■ Exercise details: Only the number is needed: how many lines of the records include "ВАРИНХАУС"?

## Start Material

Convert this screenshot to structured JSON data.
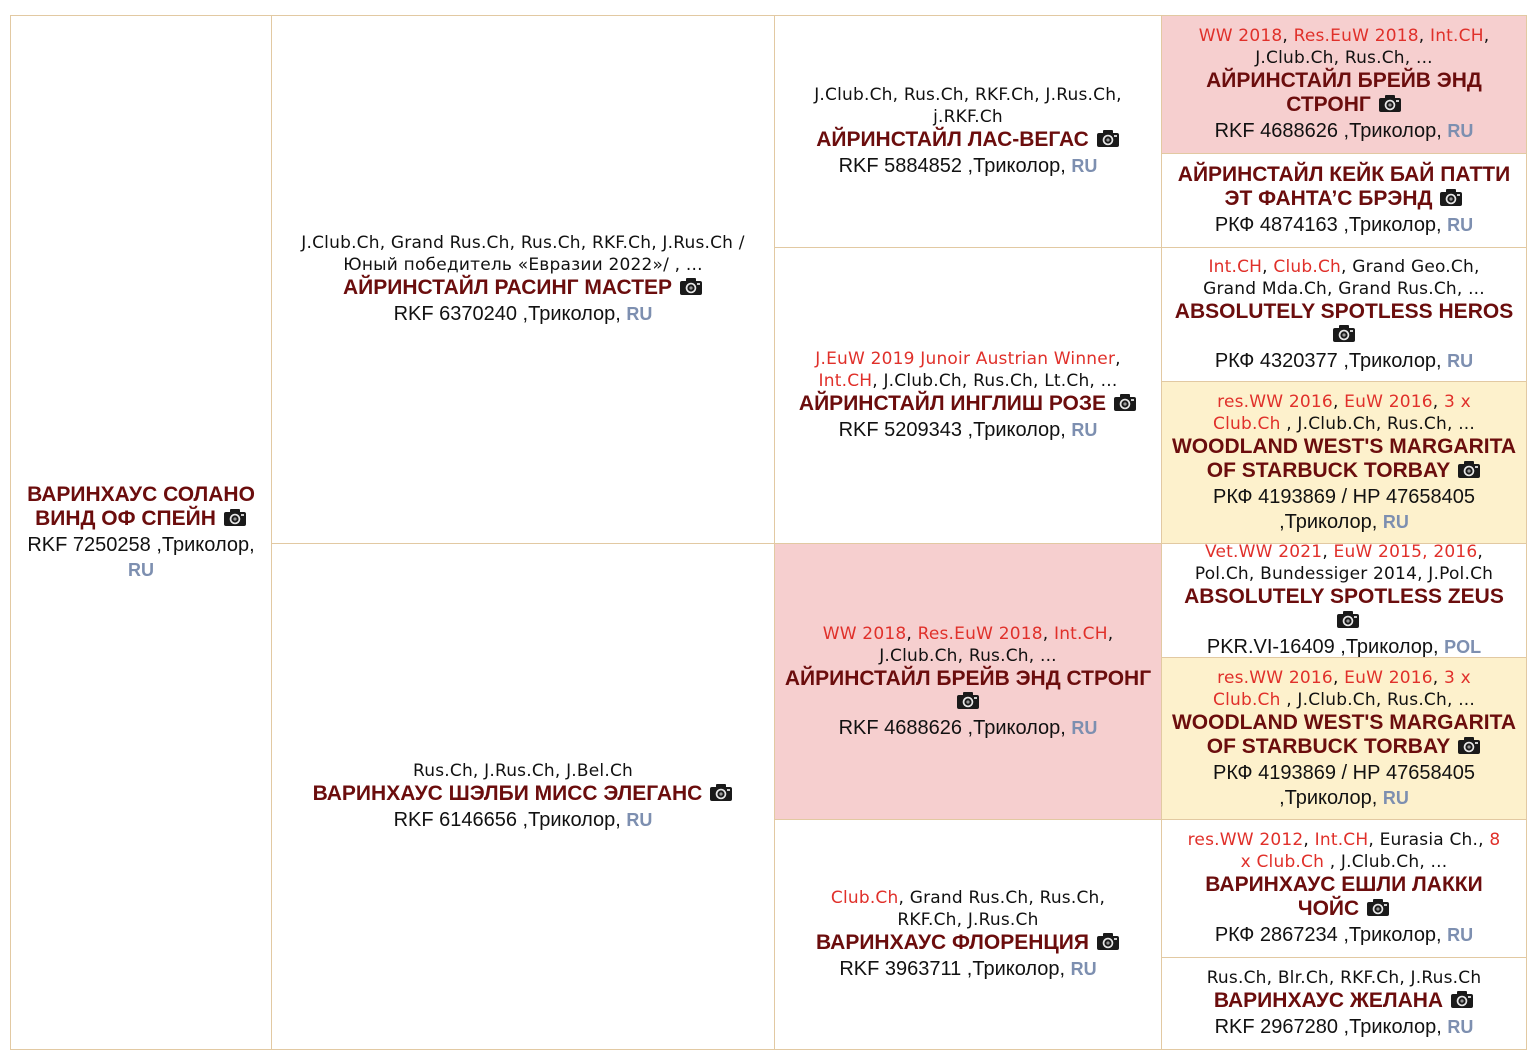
{
  "accent_colors": {
    "title_highlight": "#e0302a",
    "dog_name": "#6b0d0d",
    "country": "#7d8fb0",
    "border": "#e2c9a2",
    "pink_cell": "#f6cfcf",
    "yellow_cell": "#fdf1cc"
  },
  "icon": "camera-icon",
  "pedigree": [
    {
      "key": "subject",
      "titles": [],
      "name_lines": [
        "ВАРИНХАУС СОЛАНО",
        "ВИНД ОФ СПЕЙН"
      ],
      "reg_lines": [
        "RKF 7250258 ,Триколор,"
      ],
      "reg_tail": "",
      "country": "RU",
      "country_newline": true
    },
    {
      "key": "sire",
      "titles": [
        [
          {
            "t": "J.Club.Ch, Grand Rus.Ch, Rus.Ch, RKF.Ch, J.Rus.Ch /",
            "h": false
          }
        ],
        [
          {
            "t": "Юный победитель «Евразии 2022»/ , ...",
            "h": false
          }
        ]
      ],
      "name_lines": [
        "АЙРИНСТАЙЛ РАСИНГ МАСТЕР"
      ],
      "reg_lines": [],
      "reg_tail": "RKF 6370240 ,Триколор, ",
      "country": "RU"
    },
    {
      "key": "dam",
      "titles": [
        [
          {
            "t": "Rus.Ch, J.Rus.Ch, J.Bel.Ch",
            "h": false
          }
        ]
      ],
      "name_lines": [
        "ВАРИНХАУС ШЭЛБИ МИСС ЭЛЕГАНС"
      ],
      "reg_lines": [],
      "reg_tail": "RKF 6146656 ,Триколор, ",
      "country": "RU"
    },
    {
      "key": "ss",
      "titles": [
        [
          {
            "t": "J.Club.Ch, Rus.Ch, RKF.Ch, J.Rus.Ch,",
            "h": false
          }
        ],
        [
          {
            "t": "j.RKF.Ch",
            "h": false
          }
        ]
      ],
      "name_lines": [
        "АЙРИНСТАЙЛ ЛАС-ВЕГАС"
      ],
      "reg_lines": [],
      "reg_tail": "RKF 5884852 ,Триколор, ",
      "country": "RU"
    },
    {
      "key": "sd",
      "titles": [
        [
          {
            "t": "J.EuW 2019 Junoir Austrian Winner",
            "h": true
          },
          {
            "t": ",",
            "h": false
          }
        ],
        [
          {
            "t": "Int.CH",
            "h": true
          },
          {
            "t": ", J.Club.Ch, Rus.Ch, Lt.Ch, ...",
            "h": false
          }
        ]
      ],
      "name_lines": [
        "АЙРИНСТАЙЛ ИНГЛИШ РОЗЕ"
      ],
      "reg_lines": [],
      "reg_tail": "RKF 5209343 ,Триколор, ",
      "country": "RU"
    },
    {
      "key": "ds",
      "titles": [
        [
          {
            "t": "WW 2018",
            "h": true
          },
          {
            "t": ", ",
            "h": false
          },
          {
            "t": "Res.EuW 2018",
            "h": true
          },
          {
            "t": ", ",
            "h": false
          },
          {
            "t": "Int.CH",
            "h": true
          },
          {
            "t": ",",
            "h": false
          }
        ],
        [
          {
            "t": "J.Club.Ch, Rus.Ch, ...",
            "h": false
          }
        ]
      ],
      "name_lines": [
        "АЙРИНСТАЙЛ БРЕЙВ ЭНД СТРОНГ"
      ],
      "reg_lines": [],
      "reg_tail": "RKF 4688626 ,Триколор, ",
      "country": "RU"
    },
    {
      "key": "dd",
      "titles": [
        [
          {
            "t": "Club.Ch",
            "h": true
          },
          {
            "t": ", Grand Rus.Ch, Rus.Ch,",
            "h": false
          }
        ],
        [
          {
            "t": "RKF.Ch, J.Rus.Ch",
            "h": false
          }
        ]
      ],
      "name_lines": [
        "ВАРИНХАУС ФЛОРЕНЦИЯ"
      ],
      "reg_lines": [],
      "reg_tail": "RKF 3963711 ,Триколор, ",
      "country": "RU"
    },
    {
      "key": "sss",
      "titles": [
        [
          {
            "t": "WW 2018",
            "h": true
          },
          {
            "t": ", ",
            "h": false
          },
          {
            "t": "Res.EuW 2018",
            "h": true
          },
          {
            "t": ", ",
            "h": false
          },
          {
            "t": "Int.CH",
            "h": true
          },
          {
            "t": ",",
            "h": false
          }
        ],
        [
          {
            "t": "J.Club.Ch, Rus.Ch, ...",
            "h": false
          }
        ]
      ],
      "name_lines": [
        "АЙРИНСТАЙЛ БРЕЙВ ЭНД",
        "СТРОНГ"
      ],
      "reg_lines": [],
      "reg_tail": "RKF 4688626 ,Триколор, ",
      "country": "RU"
    },
    {
      "key": "ssd",
      "titles": [],
      "name_lines": [
        "АЙРИНСТАЙЛ КЕЙК БАЙ ПАТТИ",
        "ЭТ ФАНТА’С БРЭНД"
      ],
      "reg_lines": [],
      "reg_tail": "РКФ 4874163 ,Триколор, ",
      "country": "RU"
    },
    {
      "key": "sds",
      "titles": [
        [
          {
            "t": "Int.CH",
            "h": true
          },
          {
            "t": ", ",
            "h": false
          },
          {
            "t": "Club.Ch",
            "h": true
          },
          {
            "t": ", Grand Geo.Ch,",
            "h": false
          }
        ],
        [
          {
            "t": "Grand Mda.Ch, Grand Rus.Ch, ...",
            "h": false
          }
        ]
      ],
      "name_lines": [
        "ABSOLUTELY SPOTLESS HEROS"
      ],
      "reg_lines": [],
      "reg_tail": "РКФ 4320377 ,Триколор, ",
      "country": "RU"
    },
    {
      "key": "sdd",
      "titles": [
        [
          {
            "t": "res.WW 2016",
            "h": true
          },
          {
            "t": ", ",
            "h": false
          },
          {
            "t": "EuW 2016",
            "h": true
          },
          {
            "t": ", ",
            "h": false
          },
          {
            "t": "3 x",
            "h": true
          }
        ],
        [
          {
            "t": "Club.Ch",
            "h": true
          },
          {
            "t": " , J.Club.Ch, Rus.Ch, ...",
            "h": false
          }
        ]
      ],
      "name_lines": [
        "WOODLAND WEST'S MARGARITA",
        "OF STARBUCK TORBAY"
      ],
      "reg_lines": [
        "РКФ 4193869 / НР 47658405"
      ],
      "reg_tail": ",Триколор, ",
      "country": "RU"
    },
    {
      "key": "dss",
      "titles": [
        [
          {
            "t": "Vet.WW 2021",
            "h": true
          },
          {
            "t": ", ",
            "h": false
          },
          {
            "t": "EuW 2015, 2016",
            "h": true
          },
          {
            "t": ",",
            "h": false
          }
        ],
        [
          {
            "t": "Pol.Ch, Bundessiger 2014, J.Pol.Ch",
            "h": false
          }
        ]
      ],
      "name_lines": [
        "ABSOLUTELY SPOTLESS ZEUS"
      ],
      "reg_lines": [],
      "reg_tail": "PKR.VI-16409 ,Триколор, ",
      "country": "POL"
    },
    {
      "key": "dsd",
      "titles": [
        [
          {
            "t": "res.WW 2016",
            "h": true
          },
          {
            "t": ", ",
            "h": false
          },
          {
            "t": "EuW 2016",
            "h": true
          },
          {
            "t": ", ",
            "h": false
          },
          {
            "t": "3 x",
            "h": true
          }
        ],
        [
          {
            "t": "Club.Ch",
            "h": true
          },
          {
            "t": " , J.Club.Ch, Rus.Ch, ...",
            "h": false
          }
        ]
      ],
      "name_lines": [
        "WOODLAND WEST'S MARGARITA",
        "OF STARBUCK TORBAY"
      ],
      "reg_lines": [
        "РКФ 4193869 / НР 47658405"
      ],
      "reg_tail": ",Триколор, ",
      "country": "RU"
    },
    {
      "key": "dds",
      "titles": [
        [
          {
            "t": "res.WW 2012",
            "h": true
          },
          {
            "t": ", ",
            "h": false
          },
          {
            "t": "Int.CH",
            "h": true
          },
          {
            "t": ", Eurasia Ch., ",
            "h": false
          },
          {
            "t": "8",
            "h": true
          }
        ],
        [
          {
            "t": "x Club.Ch",
            "h": true
          },
          {
            "t": " , J.Club.Ch, ...",
            "h": false
          }
        ]
      ],
      "name_lines": [
        "ВАРИНХАУС ЕШЛИ ЛАККИ",
        "ЧОЙС"
      ],
      "reg_lines": [],
      "reg_tail": "РКФ 2867234 ,Триколор, ",
      "country": "RU"
    },
    {
      "key": "ddd",
      "titles": [
        [
          {
            "t": "Rus.Ch, Blr.Ch, RKF.Ch, J.Rus.Ch",
            "h": false
          }
        ]
      ],
      "name_lines": [
        "ВАРИНХАУС ЖЕЛАНА"
      ],
      "reg_lines": [],
      "reg_tail": "RKF 2967280 ,Триколор, ",
      "country": "RU"
    }
  ]
}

## End Material

■ Correct response: 5